## Brief
Pull out each line of the records holding the string "dependency".

## Material for this exercise
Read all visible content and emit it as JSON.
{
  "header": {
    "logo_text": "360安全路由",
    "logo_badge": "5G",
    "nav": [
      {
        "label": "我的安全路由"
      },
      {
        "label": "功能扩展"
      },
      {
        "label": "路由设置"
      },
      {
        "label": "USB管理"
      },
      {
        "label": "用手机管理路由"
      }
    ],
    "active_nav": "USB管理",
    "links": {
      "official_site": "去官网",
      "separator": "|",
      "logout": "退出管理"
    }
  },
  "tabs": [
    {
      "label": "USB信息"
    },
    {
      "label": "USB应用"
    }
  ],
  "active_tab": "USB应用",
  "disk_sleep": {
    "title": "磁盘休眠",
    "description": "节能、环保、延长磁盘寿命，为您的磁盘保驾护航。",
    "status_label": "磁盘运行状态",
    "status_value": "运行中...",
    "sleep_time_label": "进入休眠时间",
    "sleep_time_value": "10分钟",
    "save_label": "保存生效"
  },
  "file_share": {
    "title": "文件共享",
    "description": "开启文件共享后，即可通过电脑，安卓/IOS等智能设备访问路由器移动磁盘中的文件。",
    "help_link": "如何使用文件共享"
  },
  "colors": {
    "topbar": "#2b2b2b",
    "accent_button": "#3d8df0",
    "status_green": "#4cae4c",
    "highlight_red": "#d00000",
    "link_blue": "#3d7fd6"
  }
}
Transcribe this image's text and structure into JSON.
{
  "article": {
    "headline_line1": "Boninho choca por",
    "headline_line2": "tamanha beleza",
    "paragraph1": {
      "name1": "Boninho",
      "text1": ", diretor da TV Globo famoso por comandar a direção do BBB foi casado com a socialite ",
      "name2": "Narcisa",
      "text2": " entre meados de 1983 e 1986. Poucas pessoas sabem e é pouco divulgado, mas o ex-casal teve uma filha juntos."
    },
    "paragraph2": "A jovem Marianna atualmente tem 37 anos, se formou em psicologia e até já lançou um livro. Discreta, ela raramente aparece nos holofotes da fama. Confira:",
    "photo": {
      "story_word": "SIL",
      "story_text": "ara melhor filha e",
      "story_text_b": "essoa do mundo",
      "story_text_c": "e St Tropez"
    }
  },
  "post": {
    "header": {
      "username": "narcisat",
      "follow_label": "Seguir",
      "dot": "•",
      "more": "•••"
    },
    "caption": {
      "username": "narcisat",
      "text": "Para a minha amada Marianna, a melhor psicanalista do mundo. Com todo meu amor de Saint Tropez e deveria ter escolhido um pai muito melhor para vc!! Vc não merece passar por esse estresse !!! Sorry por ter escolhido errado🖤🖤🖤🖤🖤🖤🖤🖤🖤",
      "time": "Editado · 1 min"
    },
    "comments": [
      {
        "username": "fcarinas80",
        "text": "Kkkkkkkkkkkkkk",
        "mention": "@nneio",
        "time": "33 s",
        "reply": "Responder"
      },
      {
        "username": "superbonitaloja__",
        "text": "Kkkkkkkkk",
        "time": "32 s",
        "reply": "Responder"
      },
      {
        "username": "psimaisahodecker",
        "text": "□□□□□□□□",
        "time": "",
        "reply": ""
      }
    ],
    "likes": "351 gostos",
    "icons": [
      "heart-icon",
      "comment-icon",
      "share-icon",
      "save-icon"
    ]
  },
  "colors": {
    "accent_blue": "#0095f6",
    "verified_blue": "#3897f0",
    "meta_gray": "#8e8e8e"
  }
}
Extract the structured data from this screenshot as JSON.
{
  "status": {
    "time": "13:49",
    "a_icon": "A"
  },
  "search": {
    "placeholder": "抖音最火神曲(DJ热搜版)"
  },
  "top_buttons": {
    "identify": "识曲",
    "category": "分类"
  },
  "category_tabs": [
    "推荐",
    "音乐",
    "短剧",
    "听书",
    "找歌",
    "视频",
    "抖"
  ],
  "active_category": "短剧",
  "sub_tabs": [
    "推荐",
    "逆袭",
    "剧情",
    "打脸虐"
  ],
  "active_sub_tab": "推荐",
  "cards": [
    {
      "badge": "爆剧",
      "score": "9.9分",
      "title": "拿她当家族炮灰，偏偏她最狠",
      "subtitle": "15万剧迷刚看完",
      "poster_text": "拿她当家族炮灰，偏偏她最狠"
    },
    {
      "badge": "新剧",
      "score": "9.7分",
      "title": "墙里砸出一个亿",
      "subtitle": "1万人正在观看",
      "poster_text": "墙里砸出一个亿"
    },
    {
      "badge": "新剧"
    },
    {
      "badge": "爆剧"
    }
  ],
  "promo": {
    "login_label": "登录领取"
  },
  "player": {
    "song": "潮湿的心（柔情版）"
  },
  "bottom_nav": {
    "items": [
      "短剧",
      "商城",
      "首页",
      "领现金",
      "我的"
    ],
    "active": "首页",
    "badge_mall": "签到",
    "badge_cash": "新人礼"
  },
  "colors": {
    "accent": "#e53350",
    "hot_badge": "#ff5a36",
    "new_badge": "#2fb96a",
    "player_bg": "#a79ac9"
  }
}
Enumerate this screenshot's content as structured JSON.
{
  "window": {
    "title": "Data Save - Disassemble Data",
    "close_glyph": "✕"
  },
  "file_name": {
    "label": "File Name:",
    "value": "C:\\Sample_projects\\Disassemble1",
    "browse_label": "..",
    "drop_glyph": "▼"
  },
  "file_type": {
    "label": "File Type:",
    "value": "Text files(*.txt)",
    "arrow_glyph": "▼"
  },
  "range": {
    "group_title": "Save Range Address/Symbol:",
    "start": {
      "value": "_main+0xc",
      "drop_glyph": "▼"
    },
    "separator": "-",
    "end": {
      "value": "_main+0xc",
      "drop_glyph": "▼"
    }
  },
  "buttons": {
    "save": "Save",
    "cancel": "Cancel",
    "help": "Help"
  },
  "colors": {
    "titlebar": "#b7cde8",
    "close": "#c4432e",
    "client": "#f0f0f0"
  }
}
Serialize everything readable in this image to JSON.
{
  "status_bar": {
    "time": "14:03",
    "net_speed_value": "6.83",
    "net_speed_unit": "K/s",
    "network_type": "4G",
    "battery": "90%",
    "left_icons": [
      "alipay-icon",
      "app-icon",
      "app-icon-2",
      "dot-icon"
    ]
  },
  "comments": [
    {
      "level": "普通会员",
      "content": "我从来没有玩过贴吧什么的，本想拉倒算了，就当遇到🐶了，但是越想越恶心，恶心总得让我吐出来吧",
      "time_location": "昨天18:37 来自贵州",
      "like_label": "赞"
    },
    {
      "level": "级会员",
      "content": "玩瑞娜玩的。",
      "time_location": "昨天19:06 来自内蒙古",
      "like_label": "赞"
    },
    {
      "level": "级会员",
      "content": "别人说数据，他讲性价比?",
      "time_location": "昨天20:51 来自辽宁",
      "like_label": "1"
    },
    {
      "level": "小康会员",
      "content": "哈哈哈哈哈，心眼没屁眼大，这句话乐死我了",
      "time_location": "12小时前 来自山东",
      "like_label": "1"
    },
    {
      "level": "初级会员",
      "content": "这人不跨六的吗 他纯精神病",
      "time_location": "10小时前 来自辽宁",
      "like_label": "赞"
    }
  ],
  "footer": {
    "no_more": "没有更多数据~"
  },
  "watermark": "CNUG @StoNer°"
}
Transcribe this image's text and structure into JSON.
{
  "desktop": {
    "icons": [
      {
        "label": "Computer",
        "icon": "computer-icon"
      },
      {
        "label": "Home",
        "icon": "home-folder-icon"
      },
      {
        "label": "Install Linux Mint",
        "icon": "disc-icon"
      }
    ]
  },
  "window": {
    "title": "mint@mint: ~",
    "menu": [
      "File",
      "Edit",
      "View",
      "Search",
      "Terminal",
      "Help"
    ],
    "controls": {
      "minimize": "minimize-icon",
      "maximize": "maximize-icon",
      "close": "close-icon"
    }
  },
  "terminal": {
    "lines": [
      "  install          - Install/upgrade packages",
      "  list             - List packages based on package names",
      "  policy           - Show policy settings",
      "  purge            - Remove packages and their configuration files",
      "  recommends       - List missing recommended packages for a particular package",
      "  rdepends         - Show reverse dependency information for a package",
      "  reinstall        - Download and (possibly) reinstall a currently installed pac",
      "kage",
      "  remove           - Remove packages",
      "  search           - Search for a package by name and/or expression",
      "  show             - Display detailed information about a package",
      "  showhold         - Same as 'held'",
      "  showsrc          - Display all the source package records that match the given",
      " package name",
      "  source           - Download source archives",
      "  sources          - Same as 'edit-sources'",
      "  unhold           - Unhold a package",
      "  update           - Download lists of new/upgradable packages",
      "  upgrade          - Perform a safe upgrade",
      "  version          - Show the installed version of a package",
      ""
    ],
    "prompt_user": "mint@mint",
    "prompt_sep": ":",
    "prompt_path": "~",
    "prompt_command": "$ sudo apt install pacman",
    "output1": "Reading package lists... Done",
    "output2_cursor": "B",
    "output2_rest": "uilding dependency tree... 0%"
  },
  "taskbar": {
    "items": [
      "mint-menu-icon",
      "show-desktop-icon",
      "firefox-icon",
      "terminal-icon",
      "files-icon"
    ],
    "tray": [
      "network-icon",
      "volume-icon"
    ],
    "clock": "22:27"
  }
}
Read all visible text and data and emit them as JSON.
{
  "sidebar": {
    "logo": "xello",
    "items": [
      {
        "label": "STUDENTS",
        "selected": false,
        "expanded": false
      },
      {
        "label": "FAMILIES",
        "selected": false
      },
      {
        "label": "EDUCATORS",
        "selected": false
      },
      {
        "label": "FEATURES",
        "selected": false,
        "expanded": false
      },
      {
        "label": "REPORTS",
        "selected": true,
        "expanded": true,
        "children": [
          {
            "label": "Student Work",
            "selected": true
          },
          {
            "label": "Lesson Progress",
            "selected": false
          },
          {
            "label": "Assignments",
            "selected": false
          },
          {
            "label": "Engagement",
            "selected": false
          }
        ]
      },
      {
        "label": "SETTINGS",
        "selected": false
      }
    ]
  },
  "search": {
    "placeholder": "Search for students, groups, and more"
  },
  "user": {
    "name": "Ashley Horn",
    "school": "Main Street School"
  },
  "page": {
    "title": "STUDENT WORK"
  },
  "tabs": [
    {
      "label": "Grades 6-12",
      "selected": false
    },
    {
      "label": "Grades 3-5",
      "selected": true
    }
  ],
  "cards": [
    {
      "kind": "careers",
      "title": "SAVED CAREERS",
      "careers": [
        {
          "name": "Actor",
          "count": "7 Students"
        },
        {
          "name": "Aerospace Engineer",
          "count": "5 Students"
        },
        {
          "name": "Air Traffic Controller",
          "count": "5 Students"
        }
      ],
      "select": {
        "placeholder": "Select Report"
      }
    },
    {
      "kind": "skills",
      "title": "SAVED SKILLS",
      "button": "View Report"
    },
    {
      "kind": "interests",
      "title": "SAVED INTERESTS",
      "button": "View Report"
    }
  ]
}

## Exercise output
      "  rdepends         - Show reverse dependency information for a package",
    "output2_rest": "uilding dependency tree... 0%"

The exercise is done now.